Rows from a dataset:
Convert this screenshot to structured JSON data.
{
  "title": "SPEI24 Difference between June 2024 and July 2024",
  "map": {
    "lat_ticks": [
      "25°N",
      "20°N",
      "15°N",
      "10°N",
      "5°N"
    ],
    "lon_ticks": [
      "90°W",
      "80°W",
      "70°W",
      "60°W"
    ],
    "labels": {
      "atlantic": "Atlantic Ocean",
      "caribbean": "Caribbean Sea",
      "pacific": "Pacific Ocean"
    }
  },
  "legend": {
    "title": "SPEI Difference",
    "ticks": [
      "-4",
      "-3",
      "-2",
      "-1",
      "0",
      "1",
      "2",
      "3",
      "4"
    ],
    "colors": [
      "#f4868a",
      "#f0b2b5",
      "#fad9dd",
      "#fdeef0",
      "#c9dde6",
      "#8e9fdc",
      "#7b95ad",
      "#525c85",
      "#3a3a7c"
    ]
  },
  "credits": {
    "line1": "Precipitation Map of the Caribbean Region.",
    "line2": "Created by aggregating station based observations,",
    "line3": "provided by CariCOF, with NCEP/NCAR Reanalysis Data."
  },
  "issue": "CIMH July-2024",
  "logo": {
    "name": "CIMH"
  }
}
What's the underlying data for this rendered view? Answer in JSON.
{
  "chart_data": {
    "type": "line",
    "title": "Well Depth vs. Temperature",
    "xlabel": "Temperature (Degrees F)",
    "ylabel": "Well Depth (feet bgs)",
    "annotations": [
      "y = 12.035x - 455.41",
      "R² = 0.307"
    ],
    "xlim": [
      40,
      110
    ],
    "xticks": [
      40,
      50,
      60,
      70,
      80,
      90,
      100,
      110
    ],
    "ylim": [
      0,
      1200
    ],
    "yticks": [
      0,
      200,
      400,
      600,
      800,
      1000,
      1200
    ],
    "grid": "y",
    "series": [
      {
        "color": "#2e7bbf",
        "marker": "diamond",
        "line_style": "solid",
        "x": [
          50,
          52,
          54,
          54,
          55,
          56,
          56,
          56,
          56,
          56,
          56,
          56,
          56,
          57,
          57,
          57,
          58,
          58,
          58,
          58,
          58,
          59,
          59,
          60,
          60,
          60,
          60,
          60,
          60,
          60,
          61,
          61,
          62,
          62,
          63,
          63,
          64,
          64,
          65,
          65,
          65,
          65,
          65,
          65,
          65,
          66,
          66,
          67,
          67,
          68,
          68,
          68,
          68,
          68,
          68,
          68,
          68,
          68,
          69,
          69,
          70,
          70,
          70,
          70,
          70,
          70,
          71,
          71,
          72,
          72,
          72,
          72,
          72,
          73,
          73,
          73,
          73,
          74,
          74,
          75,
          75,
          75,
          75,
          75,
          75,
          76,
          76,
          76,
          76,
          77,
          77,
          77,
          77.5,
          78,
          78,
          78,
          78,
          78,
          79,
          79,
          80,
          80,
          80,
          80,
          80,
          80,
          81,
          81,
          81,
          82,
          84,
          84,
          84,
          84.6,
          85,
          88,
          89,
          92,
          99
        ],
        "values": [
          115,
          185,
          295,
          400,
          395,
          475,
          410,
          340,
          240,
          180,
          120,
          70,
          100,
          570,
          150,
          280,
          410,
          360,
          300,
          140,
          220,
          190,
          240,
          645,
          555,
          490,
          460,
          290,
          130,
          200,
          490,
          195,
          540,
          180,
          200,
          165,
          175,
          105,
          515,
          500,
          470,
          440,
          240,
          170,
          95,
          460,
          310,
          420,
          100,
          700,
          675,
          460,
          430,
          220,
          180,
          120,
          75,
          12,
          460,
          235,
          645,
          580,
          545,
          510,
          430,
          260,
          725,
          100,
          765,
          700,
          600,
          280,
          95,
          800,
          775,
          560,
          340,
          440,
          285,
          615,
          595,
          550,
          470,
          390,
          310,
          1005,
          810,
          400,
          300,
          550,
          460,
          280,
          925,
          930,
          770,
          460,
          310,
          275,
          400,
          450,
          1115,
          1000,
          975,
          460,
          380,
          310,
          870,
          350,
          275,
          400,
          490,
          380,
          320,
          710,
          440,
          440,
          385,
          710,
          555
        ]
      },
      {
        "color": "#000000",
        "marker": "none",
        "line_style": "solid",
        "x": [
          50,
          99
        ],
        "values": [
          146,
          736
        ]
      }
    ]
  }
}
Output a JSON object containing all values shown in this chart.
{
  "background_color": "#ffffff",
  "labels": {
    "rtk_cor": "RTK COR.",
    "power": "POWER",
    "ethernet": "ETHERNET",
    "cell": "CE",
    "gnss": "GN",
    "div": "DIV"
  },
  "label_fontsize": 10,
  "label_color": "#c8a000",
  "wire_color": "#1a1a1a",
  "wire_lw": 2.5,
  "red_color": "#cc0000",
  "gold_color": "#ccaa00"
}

◆ TO BE DONE ◆
Give only the number of lines in the data that hold the string "JSON".

◆ RESULT OF THE EXERCISE ◆
3